They can recall prior reasoning from text they are trained on which allows them to handle complex tasks that have been solved before, but when working on complex, novel, or nuanced tasks there is no high quality relevant training data to recall.
Intelligence has always been a fraught word to define and I don't think what LLMs do is the right attribute for defining it.
I agree with a good deal of the article but because it keeps using loaded works like "intelligent" and "smarter", it has a hard time explaining what's missing.
jefftitan 4 hours ago
Providing more context is difficult for a number of reasons. If you do it RAG style you need to know which context is relevant. LLMs are notorious for knowing that a factor is relevant if directly asked about that factor, but not bringing it up if it's implicit. In business things like people's feelings on things, historical business dealings, relevance to trending news can all be factors. If you fine tune... well... there have been articles recently about fine tuning on specific domains causing overall misalignment. The more you fine tune, the riskier.
miller24 4 hours ago
It 100% is still intelligence. GPT-5 with Thinking still can't win at tic-tac-toe.
[-]
- storus 2 hours ago
  What if it's the desired outcome? Become more human-like (i.e. dumb) to make us feel better about ourselves? NI beats AI again!
  [-]
  - simoncion 26 minutes ago
    > What if it's the desired outcome?
    To be able to reason about the rules of a game so trivial that it has been solved for ages, so that it can figure out enough strategy to never not bring the game to a draw (if played against one who is playing to not lose), or a win (if played against someone who is leaving the bot an opening to win), as mentioned in [0] and probably a squillion other places?
    Duh?
    [0] <https://news.ycombinator.com/item?id=44919138>
- dismalaf 4 hours ago
  Tic-tac-toe is solved and a draw can be forced 100% of the time...
  [-]
  - miller24 3 hours ago
    That's exactly why it's so crazy that GPT-5 with Thinking still loses...
    [-]
    - dismalaf 3 hours ago
      Ah, your first comment said "can't win". Which is different than "always loses".

• EXERCISES TO COMPLETE
(1) Rewrite the thread starting at "jefftitan 4 hours" and ending at "beats AI again!", putting "retrain" wherever "fine tune" appears.
(2) Answer these from the thread above:
(a) Which model does miller24 say still can't win at tic-tac-toe?
(b) According to jefftitan, what do you need to know if you provide context RAG style?
(c) What does dismalaf say can be forced 100% of the time in tic-tac-toe?
(3) Write what comes next in the thread on LLM intelligence and tic-tac-toe, picking up after its last line.
The rows after this point are separate material and have no connection to the thread above.

• RECORDED INFORMATION
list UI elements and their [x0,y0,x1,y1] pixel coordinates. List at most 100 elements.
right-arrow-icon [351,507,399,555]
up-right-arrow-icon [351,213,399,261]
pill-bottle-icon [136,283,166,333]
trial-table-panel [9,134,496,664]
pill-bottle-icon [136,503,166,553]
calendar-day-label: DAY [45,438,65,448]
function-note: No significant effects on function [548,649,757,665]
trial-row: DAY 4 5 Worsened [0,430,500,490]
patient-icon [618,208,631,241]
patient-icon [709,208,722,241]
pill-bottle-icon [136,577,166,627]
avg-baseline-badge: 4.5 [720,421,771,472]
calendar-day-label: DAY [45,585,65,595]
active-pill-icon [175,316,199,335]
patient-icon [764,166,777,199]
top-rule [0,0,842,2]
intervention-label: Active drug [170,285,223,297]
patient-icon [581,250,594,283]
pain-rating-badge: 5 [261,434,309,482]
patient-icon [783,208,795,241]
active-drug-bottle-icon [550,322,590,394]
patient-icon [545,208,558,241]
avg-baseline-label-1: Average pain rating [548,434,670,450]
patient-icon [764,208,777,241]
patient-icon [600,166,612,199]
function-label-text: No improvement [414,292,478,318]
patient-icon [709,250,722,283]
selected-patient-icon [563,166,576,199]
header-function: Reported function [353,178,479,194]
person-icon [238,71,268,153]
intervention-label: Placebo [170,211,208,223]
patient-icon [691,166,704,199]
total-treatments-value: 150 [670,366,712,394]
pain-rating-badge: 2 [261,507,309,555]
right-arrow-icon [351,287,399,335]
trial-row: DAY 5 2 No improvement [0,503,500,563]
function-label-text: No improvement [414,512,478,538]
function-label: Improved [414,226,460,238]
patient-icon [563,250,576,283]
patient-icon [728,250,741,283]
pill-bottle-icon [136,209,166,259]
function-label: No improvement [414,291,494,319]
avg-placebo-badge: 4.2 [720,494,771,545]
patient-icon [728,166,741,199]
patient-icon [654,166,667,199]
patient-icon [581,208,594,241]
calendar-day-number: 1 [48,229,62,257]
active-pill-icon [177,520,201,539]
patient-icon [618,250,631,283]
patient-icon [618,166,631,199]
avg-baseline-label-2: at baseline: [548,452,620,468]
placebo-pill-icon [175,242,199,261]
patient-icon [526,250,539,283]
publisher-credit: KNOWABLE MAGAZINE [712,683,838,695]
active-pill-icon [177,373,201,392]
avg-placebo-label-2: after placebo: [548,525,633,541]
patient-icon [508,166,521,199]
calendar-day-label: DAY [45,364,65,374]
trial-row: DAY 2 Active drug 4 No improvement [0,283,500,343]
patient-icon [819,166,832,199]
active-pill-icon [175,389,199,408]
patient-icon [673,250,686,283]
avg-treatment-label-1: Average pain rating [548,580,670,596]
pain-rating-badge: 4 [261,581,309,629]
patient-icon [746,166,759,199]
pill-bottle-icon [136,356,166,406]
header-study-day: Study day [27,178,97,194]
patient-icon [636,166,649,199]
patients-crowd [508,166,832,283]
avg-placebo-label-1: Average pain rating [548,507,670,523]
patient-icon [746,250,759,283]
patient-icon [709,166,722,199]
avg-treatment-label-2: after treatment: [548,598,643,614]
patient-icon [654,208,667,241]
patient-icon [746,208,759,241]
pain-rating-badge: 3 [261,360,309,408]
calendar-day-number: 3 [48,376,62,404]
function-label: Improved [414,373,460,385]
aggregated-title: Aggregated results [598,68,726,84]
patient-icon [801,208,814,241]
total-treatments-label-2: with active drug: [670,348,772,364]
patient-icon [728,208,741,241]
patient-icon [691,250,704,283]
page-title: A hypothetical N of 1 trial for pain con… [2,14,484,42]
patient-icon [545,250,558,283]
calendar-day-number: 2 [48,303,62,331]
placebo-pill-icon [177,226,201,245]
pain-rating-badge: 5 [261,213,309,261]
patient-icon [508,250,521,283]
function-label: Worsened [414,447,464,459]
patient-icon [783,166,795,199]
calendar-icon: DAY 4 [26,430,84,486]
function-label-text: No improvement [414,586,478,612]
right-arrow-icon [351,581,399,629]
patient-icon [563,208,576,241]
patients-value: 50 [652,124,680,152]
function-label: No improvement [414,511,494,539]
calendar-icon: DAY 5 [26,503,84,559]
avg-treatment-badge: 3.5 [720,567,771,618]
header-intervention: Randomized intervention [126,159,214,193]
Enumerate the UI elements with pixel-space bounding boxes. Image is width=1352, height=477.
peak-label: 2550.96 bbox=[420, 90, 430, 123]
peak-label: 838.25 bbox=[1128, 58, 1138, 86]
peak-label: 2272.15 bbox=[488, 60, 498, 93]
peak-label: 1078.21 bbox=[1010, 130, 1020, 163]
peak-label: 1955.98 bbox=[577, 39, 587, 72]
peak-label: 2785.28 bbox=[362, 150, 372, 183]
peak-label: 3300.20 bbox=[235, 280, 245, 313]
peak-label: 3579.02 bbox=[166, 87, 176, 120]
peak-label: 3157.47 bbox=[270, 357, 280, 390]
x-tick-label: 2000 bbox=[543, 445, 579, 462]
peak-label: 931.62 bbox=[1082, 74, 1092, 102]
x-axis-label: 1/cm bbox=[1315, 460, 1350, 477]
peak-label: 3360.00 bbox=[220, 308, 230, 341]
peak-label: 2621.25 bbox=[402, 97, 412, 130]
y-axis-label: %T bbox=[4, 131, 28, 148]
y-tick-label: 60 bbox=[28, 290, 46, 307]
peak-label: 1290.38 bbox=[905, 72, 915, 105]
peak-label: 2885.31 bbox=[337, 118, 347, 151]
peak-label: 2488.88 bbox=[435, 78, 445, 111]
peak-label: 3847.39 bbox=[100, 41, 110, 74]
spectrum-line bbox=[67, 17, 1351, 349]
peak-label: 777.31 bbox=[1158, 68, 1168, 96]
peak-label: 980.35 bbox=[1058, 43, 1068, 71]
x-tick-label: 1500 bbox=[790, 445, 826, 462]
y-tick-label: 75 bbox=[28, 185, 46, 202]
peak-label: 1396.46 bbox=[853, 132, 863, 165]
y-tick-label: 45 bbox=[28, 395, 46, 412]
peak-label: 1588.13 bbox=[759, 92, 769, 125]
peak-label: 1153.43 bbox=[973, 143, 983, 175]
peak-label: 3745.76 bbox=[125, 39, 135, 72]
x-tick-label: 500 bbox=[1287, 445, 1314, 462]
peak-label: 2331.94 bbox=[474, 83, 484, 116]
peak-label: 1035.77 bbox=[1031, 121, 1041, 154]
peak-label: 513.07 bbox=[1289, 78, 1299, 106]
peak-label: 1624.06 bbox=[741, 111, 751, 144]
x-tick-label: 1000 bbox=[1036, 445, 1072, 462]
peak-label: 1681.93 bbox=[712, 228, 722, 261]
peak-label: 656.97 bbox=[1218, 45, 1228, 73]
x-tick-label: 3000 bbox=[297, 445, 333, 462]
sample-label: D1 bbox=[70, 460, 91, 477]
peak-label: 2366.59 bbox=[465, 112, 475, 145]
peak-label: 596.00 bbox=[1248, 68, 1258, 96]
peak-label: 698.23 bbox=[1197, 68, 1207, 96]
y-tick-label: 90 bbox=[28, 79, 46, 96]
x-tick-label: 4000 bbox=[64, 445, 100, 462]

• TASK RESULTS
(1)
jefftitan 4 hours ago
Providing more context is difficult for a number of reasons. If you do it RAG style you need to know which context is relevant. LLMs are notorious for knowing that a factor is relevant if directly asked about that factor, but not bringing it up if it's implicit. In business things like people's feelings on things, historical business dealings, relevance to trending news can all be factors. If you retrain... well... there have been articles recently about fine tuning on specific domains causing overall misalignment. The more you retrain, the riskier.
miller24 4 hours ago
It 100% is still intelligence. GPT-5 with Thinking still can't win at tic-tac-toe.
[-]
- storus 2 hours ago
  What if it's the desired outcome? Become more human-like (i.e. dumb) to make us feel better about ourselves? NI beats AI again!

(2)
(a) GPT-5 with Thinking.
(b) Which context is relevant.
(c) A draw.

(3)
      [-]
      - miller24 2 hours ago
        Ah okay, well it will still lose some of the time, which is surprising. And it will lose in surprising way, e.g., thinking for 14 seconds and then making an extremely basic mistake like not seeing it already have two on a row and could just win.
  - HappMacDonald 3 hours ago
    .. and you can "program" a neural network — so simple it can be implemented by boxes full of marbles and simple rules about how to interact with the boxes — to learn by playing tictactoe until it always plays perfect games. This is frequently chosen as a lesson in how neural network training even works.
    But I have a different challenge for you: train a human to play tictactoe, but never allow them to see the game visually, even in examples. You have to train them to play only by spoken words.
    Point being that tictactoe is a visual game and when you're only teaching a model to learn from the vast sea of stream-of-tokens (similar to stream-of-phonemes) language, visual games like this aren't going to be well covered in the training set, nor is it going to be easy to generalize to playing them.
    [-]
    - miller24 3 hours ago
      Well whatever your story is, I know with near certainty that no amount of scaffolding is going to get you from an LLM that can't figure out tic-tac-toe (but will confidently make bad moves) to something that can replace a human in an economically important job.